*Information given*.
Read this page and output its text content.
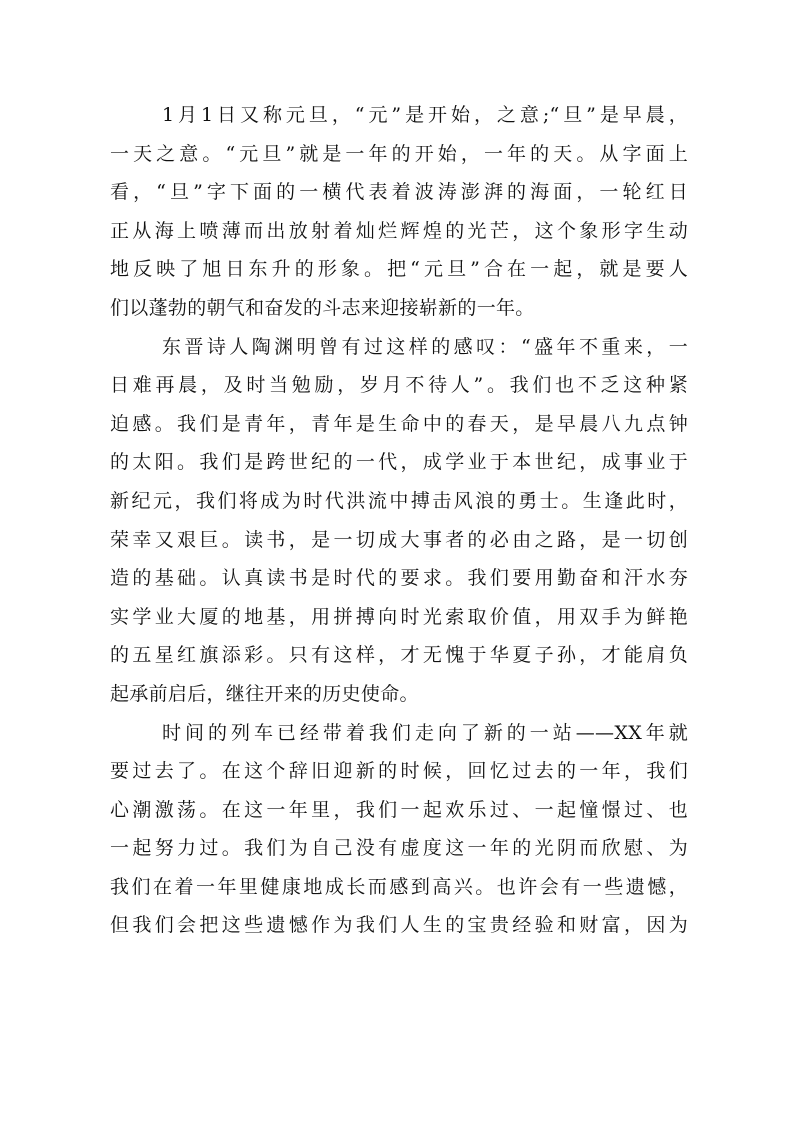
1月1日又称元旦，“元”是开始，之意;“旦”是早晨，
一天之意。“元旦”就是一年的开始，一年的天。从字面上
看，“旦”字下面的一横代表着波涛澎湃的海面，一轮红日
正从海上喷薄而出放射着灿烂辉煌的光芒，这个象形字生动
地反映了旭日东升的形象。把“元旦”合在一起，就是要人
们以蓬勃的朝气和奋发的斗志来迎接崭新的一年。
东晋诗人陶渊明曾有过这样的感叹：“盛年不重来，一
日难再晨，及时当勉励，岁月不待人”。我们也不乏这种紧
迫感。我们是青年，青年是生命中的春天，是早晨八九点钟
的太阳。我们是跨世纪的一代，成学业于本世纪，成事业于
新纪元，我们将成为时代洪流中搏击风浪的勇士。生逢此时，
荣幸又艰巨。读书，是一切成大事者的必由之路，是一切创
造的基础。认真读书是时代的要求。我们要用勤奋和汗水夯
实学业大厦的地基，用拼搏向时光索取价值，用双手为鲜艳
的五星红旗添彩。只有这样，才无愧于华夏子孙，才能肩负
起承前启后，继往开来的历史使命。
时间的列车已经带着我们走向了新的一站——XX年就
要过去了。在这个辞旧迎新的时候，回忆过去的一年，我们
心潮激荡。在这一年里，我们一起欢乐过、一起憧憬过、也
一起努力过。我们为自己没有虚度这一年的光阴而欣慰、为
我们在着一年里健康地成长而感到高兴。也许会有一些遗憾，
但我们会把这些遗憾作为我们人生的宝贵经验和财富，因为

*Directions for this task*. Print the listing above in full, exactly as written. Omit any pictures.

*Solution to the exercise*.
Read this page and output its text content.
1月1日又称元旦，“元”是开始，之意;“旦”是早晨，
一天之意。“元旦”就是一年的开始，一年的天。从字面上
看，“旦”字下面的一横代表着波涛澎湃的海面，一轮红日
正从海上喷薄而出放射着灿烂辉煌的光芒，这个象形字生动
地反映了旭日东升的形象。把“元旦”合在一起，就是要人
们以蓬勃的朝气和奋发的斗志来迎接崭新的一年。
东晋诗人陶渊明曾有过这样的感叹：“盛年不重来，一
日难再晨，及时当勉励，岁月不待人”。我们也不乏这种紧
迫感。我们是青年，青年是生命中的春天，是早晨八九点钟
的太阳。我们是跨世纪的一代，成学业于本世纪，成事业于
新纪元，我们将成为时代洪流中搏击风浪的勇士。生逢此时，
荣幸又艰巨。读书，是一切成大事者的必由之路，是一切创
造的基础。认真读书是时代的要求。我们要用勤奋和汗水夯
实学业大厦的地基，用拼搏向时光索取价值，用双手为鲜艳
的五星红旗添彩。只有这样，才无愧于华夏子孙，才能肩负
起承前启后，继往开来的历史使命。
时间的列车已经带着我们走向了新的一站——XX年就
要过去了。在这个辞旧迎新的时候，回忆过去的一年，我们
心潮激荡。在这一年里，我们一起欢乐过、一起憧憬过、也
一起努力过。我们为自己没有虚度这一年的光阴而欣慰、为
我们在着一年里健康地成长而感到高兴。也许会有一些遗憾，
但我们会把这些遗憾作为我们人生的宝贵经验和财富，因为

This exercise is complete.